**** Data for this task

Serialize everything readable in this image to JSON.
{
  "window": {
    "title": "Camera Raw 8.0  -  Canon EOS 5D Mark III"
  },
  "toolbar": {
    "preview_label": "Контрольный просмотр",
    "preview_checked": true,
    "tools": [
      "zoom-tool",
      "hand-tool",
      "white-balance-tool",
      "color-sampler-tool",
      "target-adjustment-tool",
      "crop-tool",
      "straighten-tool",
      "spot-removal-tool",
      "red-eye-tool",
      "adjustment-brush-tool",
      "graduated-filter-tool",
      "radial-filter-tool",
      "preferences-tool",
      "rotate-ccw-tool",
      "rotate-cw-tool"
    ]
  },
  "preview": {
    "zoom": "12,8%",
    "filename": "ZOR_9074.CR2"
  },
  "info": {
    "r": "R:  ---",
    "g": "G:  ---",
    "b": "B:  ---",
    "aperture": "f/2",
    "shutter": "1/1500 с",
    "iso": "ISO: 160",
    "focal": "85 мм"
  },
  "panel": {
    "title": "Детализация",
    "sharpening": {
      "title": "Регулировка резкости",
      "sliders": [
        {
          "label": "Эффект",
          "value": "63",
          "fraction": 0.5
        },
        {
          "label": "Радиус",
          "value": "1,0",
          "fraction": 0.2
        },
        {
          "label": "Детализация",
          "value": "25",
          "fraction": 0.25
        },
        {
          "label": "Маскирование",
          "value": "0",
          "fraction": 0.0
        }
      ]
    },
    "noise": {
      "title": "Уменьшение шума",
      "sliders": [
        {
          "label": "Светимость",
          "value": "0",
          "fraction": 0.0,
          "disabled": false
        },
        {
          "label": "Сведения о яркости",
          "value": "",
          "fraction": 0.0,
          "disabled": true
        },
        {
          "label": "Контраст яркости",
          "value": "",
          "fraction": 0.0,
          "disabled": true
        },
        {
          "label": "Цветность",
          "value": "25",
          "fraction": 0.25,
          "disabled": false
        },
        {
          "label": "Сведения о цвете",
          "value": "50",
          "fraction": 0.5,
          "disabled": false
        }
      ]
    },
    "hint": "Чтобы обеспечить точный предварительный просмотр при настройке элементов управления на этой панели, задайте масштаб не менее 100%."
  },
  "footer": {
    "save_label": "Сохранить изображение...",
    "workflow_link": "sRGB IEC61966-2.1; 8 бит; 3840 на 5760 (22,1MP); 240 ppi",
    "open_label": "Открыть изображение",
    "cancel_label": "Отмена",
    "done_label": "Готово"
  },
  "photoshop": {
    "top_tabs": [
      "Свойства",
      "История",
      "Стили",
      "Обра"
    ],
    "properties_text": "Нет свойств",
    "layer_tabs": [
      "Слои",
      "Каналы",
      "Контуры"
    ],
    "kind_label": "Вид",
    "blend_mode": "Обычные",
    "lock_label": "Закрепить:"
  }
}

********
**** Data for this task

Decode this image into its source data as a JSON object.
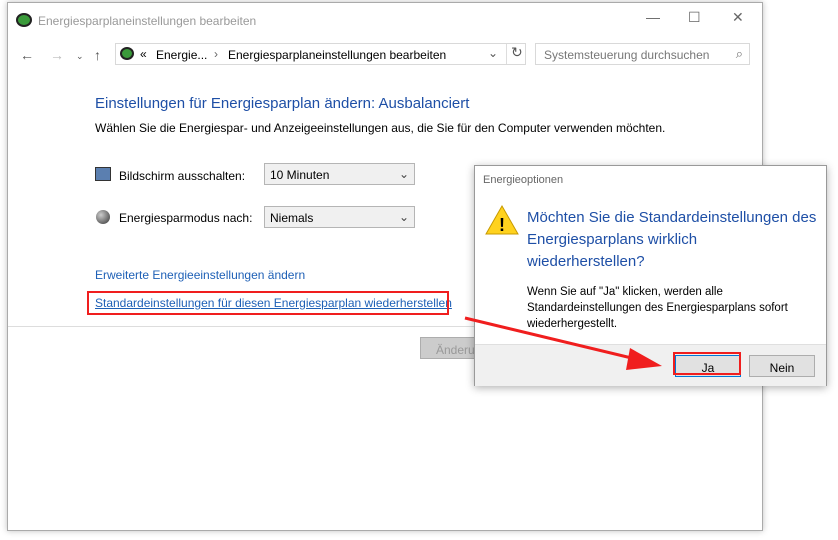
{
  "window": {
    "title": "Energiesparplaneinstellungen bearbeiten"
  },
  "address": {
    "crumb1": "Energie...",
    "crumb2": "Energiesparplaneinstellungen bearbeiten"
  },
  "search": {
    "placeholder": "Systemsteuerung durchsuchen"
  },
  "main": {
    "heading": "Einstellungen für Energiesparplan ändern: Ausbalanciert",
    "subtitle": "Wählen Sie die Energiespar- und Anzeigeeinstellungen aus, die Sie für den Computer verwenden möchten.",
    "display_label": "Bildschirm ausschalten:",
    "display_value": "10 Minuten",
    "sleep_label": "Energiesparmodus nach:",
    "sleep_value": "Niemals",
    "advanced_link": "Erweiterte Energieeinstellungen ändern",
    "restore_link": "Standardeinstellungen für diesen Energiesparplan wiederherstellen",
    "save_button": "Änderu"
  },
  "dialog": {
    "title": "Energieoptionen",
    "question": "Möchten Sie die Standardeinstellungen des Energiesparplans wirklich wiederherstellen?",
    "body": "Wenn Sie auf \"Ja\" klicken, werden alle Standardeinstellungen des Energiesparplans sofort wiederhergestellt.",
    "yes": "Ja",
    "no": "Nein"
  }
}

********
**** Data for this task

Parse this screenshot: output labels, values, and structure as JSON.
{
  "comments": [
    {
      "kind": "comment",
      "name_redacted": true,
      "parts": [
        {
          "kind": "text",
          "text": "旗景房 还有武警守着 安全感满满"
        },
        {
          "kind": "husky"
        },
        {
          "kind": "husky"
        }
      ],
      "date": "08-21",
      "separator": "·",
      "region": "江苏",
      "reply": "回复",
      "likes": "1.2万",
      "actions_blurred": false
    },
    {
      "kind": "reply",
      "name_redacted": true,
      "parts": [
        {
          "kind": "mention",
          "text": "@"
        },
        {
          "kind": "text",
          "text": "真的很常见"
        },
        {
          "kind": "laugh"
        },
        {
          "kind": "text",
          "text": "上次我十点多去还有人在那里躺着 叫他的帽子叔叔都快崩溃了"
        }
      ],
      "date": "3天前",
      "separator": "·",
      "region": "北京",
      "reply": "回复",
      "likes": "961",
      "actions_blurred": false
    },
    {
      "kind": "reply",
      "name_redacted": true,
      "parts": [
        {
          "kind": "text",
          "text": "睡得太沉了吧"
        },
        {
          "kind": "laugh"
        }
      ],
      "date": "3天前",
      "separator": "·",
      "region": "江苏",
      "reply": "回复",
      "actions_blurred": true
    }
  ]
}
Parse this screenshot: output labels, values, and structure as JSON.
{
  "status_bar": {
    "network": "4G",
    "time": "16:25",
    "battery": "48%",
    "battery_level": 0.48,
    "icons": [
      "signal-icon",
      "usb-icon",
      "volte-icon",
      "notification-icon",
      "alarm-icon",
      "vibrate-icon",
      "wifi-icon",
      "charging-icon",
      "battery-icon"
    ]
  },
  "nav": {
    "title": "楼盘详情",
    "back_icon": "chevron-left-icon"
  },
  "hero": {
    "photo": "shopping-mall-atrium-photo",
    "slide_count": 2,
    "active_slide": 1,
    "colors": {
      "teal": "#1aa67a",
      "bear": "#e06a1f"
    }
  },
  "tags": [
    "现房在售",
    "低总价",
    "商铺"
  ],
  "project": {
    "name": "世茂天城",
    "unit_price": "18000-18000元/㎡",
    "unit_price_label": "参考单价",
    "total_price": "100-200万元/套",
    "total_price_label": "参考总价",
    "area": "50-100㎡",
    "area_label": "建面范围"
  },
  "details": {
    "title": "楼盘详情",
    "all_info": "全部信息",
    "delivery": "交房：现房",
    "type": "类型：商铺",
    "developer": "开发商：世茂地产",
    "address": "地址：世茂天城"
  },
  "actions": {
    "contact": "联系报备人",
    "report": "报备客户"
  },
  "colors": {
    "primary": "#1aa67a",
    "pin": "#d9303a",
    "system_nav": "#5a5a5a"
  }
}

********

Exercise details> Check each line of the entries above for the word "Standardeinstellungen". List the ones that have it.

The solution>
    "restore_link": "Standardeinstellungen für diesen Energiesparplan wiederherstellen",
    "question": "Möchten Sie die Standardeinstellungen des Energiesparplans wirklich wiederherstellen?",
    "body": "Wenn Sie auf \"Ja\" klicken, werden alle Standardeinstellungen des Energiesparplans sofort wiederhergestellt.",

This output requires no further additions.